Can you write out the whole listing exactly?

# EXCERPTED RECORDS:
--
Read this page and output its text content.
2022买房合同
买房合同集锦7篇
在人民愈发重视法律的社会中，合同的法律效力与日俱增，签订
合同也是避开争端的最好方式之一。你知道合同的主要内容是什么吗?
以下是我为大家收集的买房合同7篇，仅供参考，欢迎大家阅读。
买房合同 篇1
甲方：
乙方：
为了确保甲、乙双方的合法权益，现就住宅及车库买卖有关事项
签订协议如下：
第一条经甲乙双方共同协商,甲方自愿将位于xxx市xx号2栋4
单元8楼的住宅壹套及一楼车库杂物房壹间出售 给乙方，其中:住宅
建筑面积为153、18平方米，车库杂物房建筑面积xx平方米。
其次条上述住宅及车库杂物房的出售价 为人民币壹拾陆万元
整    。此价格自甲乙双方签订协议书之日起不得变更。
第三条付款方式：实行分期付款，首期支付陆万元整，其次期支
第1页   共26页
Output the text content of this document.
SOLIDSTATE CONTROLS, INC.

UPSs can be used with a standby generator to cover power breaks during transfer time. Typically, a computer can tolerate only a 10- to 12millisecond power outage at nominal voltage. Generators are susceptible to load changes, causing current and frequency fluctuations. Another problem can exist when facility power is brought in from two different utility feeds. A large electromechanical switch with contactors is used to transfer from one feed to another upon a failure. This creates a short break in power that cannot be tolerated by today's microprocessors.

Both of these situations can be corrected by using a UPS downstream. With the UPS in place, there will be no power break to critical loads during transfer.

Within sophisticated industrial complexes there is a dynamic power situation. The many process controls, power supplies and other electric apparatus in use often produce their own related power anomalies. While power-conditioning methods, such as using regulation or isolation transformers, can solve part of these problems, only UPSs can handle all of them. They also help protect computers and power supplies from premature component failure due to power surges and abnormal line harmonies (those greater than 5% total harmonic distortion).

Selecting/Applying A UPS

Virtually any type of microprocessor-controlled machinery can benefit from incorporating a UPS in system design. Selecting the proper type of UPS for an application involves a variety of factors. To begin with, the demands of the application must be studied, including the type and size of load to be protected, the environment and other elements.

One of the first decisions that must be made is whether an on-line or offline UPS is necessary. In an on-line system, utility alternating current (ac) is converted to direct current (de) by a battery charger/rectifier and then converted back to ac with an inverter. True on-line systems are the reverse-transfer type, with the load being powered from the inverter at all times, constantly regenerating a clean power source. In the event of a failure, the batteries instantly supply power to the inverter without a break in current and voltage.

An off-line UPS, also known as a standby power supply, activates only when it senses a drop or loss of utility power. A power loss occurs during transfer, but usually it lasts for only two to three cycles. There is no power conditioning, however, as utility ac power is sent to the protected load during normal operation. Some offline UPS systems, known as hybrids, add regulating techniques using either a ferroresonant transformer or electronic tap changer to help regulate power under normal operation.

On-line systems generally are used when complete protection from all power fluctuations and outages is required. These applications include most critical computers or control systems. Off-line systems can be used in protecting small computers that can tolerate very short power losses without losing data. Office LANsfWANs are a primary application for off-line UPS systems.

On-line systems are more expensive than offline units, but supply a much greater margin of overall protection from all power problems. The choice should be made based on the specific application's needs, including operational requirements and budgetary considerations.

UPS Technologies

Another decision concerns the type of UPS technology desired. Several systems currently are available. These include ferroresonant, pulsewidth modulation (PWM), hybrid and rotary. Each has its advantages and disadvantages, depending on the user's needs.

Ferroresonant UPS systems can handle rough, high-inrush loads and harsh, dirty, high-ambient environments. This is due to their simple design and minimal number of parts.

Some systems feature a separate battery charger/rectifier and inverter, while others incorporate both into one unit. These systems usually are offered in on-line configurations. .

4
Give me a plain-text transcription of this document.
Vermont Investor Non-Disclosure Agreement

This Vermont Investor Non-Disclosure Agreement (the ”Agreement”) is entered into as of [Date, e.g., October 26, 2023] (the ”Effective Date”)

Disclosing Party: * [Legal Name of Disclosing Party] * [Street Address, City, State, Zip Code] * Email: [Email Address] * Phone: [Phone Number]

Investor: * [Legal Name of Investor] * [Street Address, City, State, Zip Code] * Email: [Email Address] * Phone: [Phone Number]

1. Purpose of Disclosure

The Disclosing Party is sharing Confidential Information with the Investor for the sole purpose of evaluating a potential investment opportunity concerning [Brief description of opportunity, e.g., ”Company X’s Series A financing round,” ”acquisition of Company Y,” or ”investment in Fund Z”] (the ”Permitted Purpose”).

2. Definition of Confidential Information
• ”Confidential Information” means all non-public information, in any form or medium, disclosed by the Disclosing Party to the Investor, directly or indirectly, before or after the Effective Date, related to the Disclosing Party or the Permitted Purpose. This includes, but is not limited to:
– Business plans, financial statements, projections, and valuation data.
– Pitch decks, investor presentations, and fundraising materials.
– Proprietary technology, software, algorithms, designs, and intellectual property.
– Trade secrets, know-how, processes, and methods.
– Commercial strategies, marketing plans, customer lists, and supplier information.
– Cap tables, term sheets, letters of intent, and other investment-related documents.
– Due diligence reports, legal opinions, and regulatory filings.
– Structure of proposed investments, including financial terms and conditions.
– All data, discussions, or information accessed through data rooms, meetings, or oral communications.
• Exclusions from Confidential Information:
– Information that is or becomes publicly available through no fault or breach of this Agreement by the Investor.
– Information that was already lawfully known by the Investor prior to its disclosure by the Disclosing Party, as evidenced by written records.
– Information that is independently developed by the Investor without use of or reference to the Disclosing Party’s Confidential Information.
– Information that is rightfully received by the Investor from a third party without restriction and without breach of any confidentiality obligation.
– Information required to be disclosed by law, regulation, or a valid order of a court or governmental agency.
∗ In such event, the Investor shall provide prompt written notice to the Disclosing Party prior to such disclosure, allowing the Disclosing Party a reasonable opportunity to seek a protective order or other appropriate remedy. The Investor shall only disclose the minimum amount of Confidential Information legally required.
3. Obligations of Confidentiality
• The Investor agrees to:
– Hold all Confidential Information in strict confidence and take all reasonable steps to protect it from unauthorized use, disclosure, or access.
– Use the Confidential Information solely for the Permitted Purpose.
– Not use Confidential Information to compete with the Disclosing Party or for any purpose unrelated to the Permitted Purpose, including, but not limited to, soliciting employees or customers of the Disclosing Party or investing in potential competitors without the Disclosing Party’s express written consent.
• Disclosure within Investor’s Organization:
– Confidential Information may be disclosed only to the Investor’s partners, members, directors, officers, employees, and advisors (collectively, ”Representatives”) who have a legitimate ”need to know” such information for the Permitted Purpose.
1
--
# SOLUTION:
Read this page and output its text content.
2022买房合同
买房合同集锦7篇
在人民愈发重视法律的社会中，合同的法律效力与日俱增，签订
合同也是避开争端的最好方式之一。你知道合同的主要内容是什么吗?
以下是我为大家收集的买房合同7篇，仅供参考，欢迎大家阅读。
买房合同 篇1
甲方：
乙方：
为了确保甲、乙双方的合法权益，现就住宅及车库买卖有关事项
签订协议如下：
第一条经甲乙双方共同协商,甲方自愿将位于xxx市xx号2栋4
单元8楼的住宅壹套及一楼车库杂物房壹间出售 给乙方，其中:住宅
建筑面积为153、18平方米，车库杂物房建筑面积xx平方米。
其次条上述住宅及车库杂物房的出售价 为人民币壹拾陆万元
整    。此价格自甲乙双方签订协议书之日起不得变更。
第三条付款方式：实行分期付款，首期支付陆万元整，其次期支
第1页   共26页
Output the text content of this document.
SOLIDSTATE CONTROLS, INC.

UPSs can be used with a standby generator to cover power breaks during transfer time. Typically, a computer can tolerate only a 10- to 12millisecond power outage at nominal voltage. Generators are susceptible to load changes, causing current and frequency fluctuations. Another problem can exist when facility power is brought in from two different utility feeds. A large electromechanical switch with contactors is used to transfer from one feed to another upon a failure. This creates a short break in power that cannot be tolerated by today's microprocessors.

Both of these situations can be corrected by using a UPS downstream. With the UPS in place, there will be no power break to critical loads during transfer.

Within sophisticated industrial complexes there is a dynamic power situation. The many process controls, power supplies and other electric apparatus in use often produce their own related power anomalies. While power-conditioning methods, such as using regulation or isolation transformers, can solve part of these problems, only UPSs can handle all of them. They also help protect computers and power supplies from premature component failure due to power surges and abnormal line harmonies (those greater than 5% total harmonic distortion).

Selecting/Applying A UPS

Virtually any type of microprocessor-controlled machinery can benefit from incorporating a UPS in system design. Selecting the proper type of UPS for an application involves a variety of factors. To begin with, the demands of the application must be studied, including the type and size of load to be protected, the environment and other elements.

One of the first decisions that must be made is whether an on-line or offline UPS is necessary. In an on-line system, utility alternating current (ac) is converted to direct current (de) by a battery charger/rectifier and then converted back to ac with an inverter. True on-line systems are the reverse-transfer type, with the load being powered from the inverter at all times, constantly regenerating a clean power source. In the event of a failure, the batteries instantly supply power to the inverter without a break in current and voltage.

An off-line UPS, also known as a standby power supply, activates only when it senses a drop or loss of utility power. A power loss occurs during transfer, but usually it lasts for only two to three cycles. There is no power conditioning, however, as utility ac power is sent to the protected load during normal operation. Some offline UPS systems, known as hybrids, add regulating techniques using either a ferroresonant transformer or electronic tap changer to help regulate power under normal operation.

On-line systems generally are used when complete protection from all power fluctuations and outages is required. These applications include most critical computers or control systems. Off-line systems can be used in protecting small computers that can tolerate very short power losses without losing data. Office LANsfWANs are a primary application for off-line UPS systems.

On-line systems are more expensive than offline units, but supply a much greater margin of overall protection from all power problems. The choice should be made based on the specific application's needs, including operational requirements and budgetary considerations.

UPS Technologies

Another decision concerns the type of UPS technology desired. Several systems currently are available. These include ferroresonant, pulsewidth modulation (PWM), hybrid and rotary. Each has its advantages and disadvantages, depending on the user's needs.

Ferroresonant UPS systems can handle rough, high-inrush loads and harsh, dirty, high-ambient environments. This is due to their simple design and minimal number of parts.

Some systems feature a separate battery charger/rectifier and inverter, while others incorporate both into one unit. These systems usually are offered in on-line configurations. .

4
Give me a plain-text transcription of this document.
Vermont Investor Non-Disclosure Agreement

This Vermont Investor Non-Disclosure Agreement (the ”Agreement”) is entered into as of [Date, e.g., October 26, 2023] (the ”Effective Date”)

Disclosing Party: * [Legal Name of Disclosing Party] * [Street Address, City, State, Zip Code] * Email: [Email Address] * Phone: [Phone Number]

Investor: * [Legal Name of Investor] * [Street Address, City, State, Zip Code] * Email: [Email Address] * Phone: [Phone Number]

1. Purpose of Disclosure

The Disclosing Party is sharing Confidential Information with the Investor for the sole purpose of evaluating a potential investment opportunity concerning [Brief description of opportunity, e.g., ”Company X’s Series A financing round,” ”acquisition of Company Y,” or ”investment in Fund Z”] (the ”Permitted Purpose”).

2. Definition of Confidential Information
• ”Confidential Information” means all non-public information, in any form or medium, disclosed by the Disclosing Party to the Investor, directly or indirectly, before or after the Effective Date, related to the Disclosing Party or the Permitted Purpose. This includes, but is not limited to:
– Business plans, financial statements, projections, and valuation data.
– Pitch decks, investor presentations, and fundraising materials.
– Proprietary technology, software, algorithms, designs, and intellectual property.
– Trade secrets, know-how, processes, and methods.
– Commercial strategies, marketing plans, customer lists, and supplier information.
– Cap tables, term sheets, letters of intent, and other investment-related documents.
– Due diligence reports, legal opinions, and regulatory filings.
– Structure of proposed investments, including financial terms and conditions.
– All data, discussions, or information accessed through data rooms, meetings, or oral communications.
• Exclusions from Confidential Information:
– Information that is or becomes publicly available through no fault or breach of this Agreement by the Investor.
– Information that was already lawfully known by the Investor prior to its disclosure by the Disclosing Party, as evidenced by written records.
– Information that is independently developed by the Investor without use of or reference to the Disclosing Party’s Confidential Information.
– Information that is rightfully received by the Investor from a third party without restriction and without breach of any confidentiality obligation.
– Information required to be disclosed by law, regulation, or a valid order of a court or governmental agency.
∗ In such event, the Investor shall provide prompt written notice to the Disclosing Party prior to such disclosure, allowing the Disclosing Party a reasonable opportunity to seek a protective order or other appropriate remedy. The Investor shall only disclose the minimum amount of Confidential Information legally required.
3. Obligations of Confidentiality
• The Investor agrees to:
– Hold all Confidential Information in strict confidence and take all reasonable steps to protect it from unauthorized use, disclosure, or access.
– Use the Confidential Information solely for the Permitted Purpose.
– Not use Confidential Information to compete with the Disclosing Party or for any purpose unrelated to the Permitted Purpose, including, but not limited to, soliciting employees or customers of the Disclosing Party or investing in potential competitors without the Disclosing Party’s express written consent.
• Disclosure within Investor’s Organization:
– Confidential Information may be disclosed only to the Investor’s partners, members, directors, officers, employees, and advisors (collectively, ”Representatives”) who have a legitimate ”need to know” such information for the Permitted Purpose.
1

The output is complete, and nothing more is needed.